Selected excerpt:
════════

It is the 2nd of October, around midnight, windy and cold — and I can’t wait to get outside. Once again, Nuit Blanche has arrived to bring contemporary art — an exclusive club on the other 364 days of the year — to the masses. Even though my memory of last year’s event is a blurred mix of waiting in the washroom line at Tim Horton’s, drinking gross alcoholic beverages straight from the bottle, and trying to avoid drowning in the constant stream of people, I can’t help but get excited for another round. I mean, the premise of the whole thing would make Andy Warhol wet his pants: bringing art to the street, making it accessible to the masses, making contemporary art relevant to more than contemporary artists.
But oh, this vision seems to belong to a land of utopia. My agenda for this year’s Nuit Blanche was a blurred vision of waiting in the washroom line at the Eaton Centre, drinking hot chocolate from Second Cup, and being really annoyed by all the drunk people (because I wasn’t one). And the art? I saw an old Volkswagen bus that had designs cut into its exterior and a light inside, throwing cool patterns onto the surrounding buildings. It looked like an oversized Ikea lamp that helps babies fall asleep, and even though it was an aesthetic piece it made me wonder whether spending millions of dollars to exhibit something I might as easily see at a Swedish furniture store accomplishes what Nuit Blanche annually sets out to do. While the basic idea of the event is admirable and surely in the spirit of postmodern thought, its execution is not living up to expectations or self-set standards.
So, why wait one whole year for Nuit Blanche when we have art on our streets and public spaces all year round? I set out to discover those hidden (or not-so-hidden) gems, to make up my very own art discovery route without line-ups, without drunks, and hopefully with something that truly speaks to me. Just like Nuit Blanche is divided into different “zones,” on my quest for public art I soon noticed that certain neighbourhoods exhibited conglomerations of pieces.
Kensington is most likely the first place anyone would think of for public art. Not only is the neighbourhood itself something of an art piece (with its beautifully coloured and painted townhouses; the sure presence of some street musicians; and the charming and sometimes puzzling collection of people that wander along Augusta Avenue), but street art pieces are the characteristic feature of the neighbourhood’s appearance.If you keep your eyes open, Augusta Avenue becomes a gallery sidewalk. The Alphonse Mucha-reminiscent mural painted on the side of a house on the corner of Oxford Street is an example of ambitious street art that creates meaning through the public space it is set in. Set to a lush background of burgundy red, the piece shows a woman surrounded by flowers, with subtle references to Asian iconography. In the context of its location, in the midst of Kensington, as an oversized image lurking over its visitors and inhabitants, it embodies ideas the area has come to represent. It appears that street art at its best is more than a piece of art put in a public space; there needs to be a symbiotic relationship between the locality and the piece.
Maybe that is the reason why the exhibited art at Nuit Blanche remains in the background: the absence of such a symbiosis fails to create accessibility. As I walk along I see a man finishing up a photo collage on the back side of a building at the corner of Nassau and Augusta. The piece is a group shot of punkish-looking men and women, with various details in close-up layered over the original, creating an image of a fragmented whole. We start talking and he tells me that the people in the collage are all locals, more or less known in the neighbourhood. “The pictures were shot in Toronto, then processed in Vancouver and exhibited in a gallery there,” he tells me. “Then the piece was featured in Canadian Art Magazine and now I’m back in Toronto putting it up on the street.” Evidently, street art can make it into the public consciousness, as other artists, such as the famed Banksy, have shown in recent years.

════════

Instruction 1: In the article on Toronto street art, at which corner was a man finishing a photo collage on the back side of a building?
Instruction 2: Reproduce word for word the part of the article on Toronto street art that opens with the words containing "It is the 2nd" and closes with "than contemporary artists.".
The rows that follow have no connection to the article on Toronto street art.

════════

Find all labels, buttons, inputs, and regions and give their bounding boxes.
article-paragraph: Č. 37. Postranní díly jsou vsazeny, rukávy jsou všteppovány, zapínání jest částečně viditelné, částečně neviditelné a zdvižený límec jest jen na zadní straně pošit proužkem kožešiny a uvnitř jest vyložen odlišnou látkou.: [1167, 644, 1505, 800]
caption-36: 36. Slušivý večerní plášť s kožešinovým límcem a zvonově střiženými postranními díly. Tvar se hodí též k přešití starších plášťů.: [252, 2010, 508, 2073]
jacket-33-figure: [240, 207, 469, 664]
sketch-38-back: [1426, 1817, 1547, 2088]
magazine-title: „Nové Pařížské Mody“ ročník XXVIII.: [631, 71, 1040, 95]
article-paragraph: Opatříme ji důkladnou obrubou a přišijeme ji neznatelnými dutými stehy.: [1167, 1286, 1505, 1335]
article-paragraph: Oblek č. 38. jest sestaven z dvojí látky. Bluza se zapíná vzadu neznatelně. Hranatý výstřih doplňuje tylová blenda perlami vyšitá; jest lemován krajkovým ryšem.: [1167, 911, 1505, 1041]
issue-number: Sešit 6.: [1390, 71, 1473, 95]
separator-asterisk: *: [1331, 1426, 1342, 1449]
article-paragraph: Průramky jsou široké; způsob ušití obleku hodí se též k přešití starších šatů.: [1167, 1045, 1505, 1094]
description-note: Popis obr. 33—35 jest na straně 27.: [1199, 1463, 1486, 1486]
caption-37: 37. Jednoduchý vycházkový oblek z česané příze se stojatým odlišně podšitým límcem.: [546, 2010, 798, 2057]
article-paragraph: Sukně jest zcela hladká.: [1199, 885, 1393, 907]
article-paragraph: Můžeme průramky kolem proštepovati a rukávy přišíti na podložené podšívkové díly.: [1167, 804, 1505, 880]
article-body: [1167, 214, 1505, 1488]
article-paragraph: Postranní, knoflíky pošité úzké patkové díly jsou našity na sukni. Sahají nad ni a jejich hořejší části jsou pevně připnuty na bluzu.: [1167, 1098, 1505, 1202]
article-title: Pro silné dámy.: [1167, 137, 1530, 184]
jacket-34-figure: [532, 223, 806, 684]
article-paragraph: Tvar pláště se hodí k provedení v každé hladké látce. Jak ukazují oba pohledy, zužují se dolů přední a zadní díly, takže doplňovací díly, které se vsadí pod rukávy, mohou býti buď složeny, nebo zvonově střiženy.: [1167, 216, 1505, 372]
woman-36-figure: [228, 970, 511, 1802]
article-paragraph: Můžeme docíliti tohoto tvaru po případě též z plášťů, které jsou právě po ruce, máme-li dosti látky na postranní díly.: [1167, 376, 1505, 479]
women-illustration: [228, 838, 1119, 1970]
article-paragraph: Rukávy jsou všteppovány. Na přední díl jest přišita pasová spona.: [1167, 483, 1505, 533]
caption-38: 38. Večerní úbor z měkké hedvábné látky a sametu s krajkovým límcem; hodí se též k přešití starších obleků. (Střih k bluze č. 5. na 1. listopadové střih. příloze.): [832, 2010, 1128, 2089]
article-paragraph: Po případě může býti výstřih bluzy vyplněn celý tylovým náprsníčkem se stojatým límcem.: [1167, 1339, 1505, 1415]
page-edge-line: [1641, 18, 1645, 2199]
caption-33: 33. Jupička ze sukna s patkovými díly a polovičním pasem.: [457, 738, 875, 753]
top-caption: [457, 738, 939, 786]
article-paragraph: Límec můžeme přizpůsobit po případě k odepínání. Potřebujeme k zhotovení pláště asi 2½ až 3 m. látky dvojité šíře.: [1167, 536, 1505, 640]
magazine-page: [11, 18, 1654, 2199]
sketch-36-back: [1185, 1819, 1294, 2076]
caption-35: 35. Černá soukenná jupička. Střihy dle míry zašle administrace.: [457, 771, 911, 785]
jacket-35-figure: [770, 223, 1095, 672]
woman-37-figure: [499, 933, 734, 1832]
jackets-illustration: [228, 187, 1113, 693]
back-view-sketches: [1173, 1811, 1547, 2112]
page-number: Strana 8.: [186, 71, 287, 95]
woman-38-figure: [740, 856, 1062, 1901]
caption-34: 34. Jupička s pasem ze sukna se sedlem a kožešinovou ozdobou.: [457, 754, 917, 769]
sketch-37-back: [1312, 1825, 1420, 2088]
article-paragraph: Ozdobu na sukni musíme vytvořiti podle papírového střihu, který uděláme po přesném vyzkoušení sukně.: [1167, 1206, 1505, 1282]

════════

Expected answer 1: At the corner of Nassau and Augusta.

Expected answer 2:
It is the 2nd of October, around midnight, windy and cold — and I can’t wait to get outside. Once again, Nuit Blanche has arrived to bring contemporary art — an exclusive club on the other 364 days of the year — to the masses. Even though my memory of last year’s event is a blurred mix of waiting in the washroom line at Tim Horton’s, drinking gross alcoholic beverages straight from the bottle, and trying to avoid drowning in the constant stream of people, I can’t help but get excited for another round. I mean, the premise of the whole thing would make Andy Warhol wet his pants: bringing art to the street, making it accessible to the masses, making contemporary art relevant to more than contemporary artists.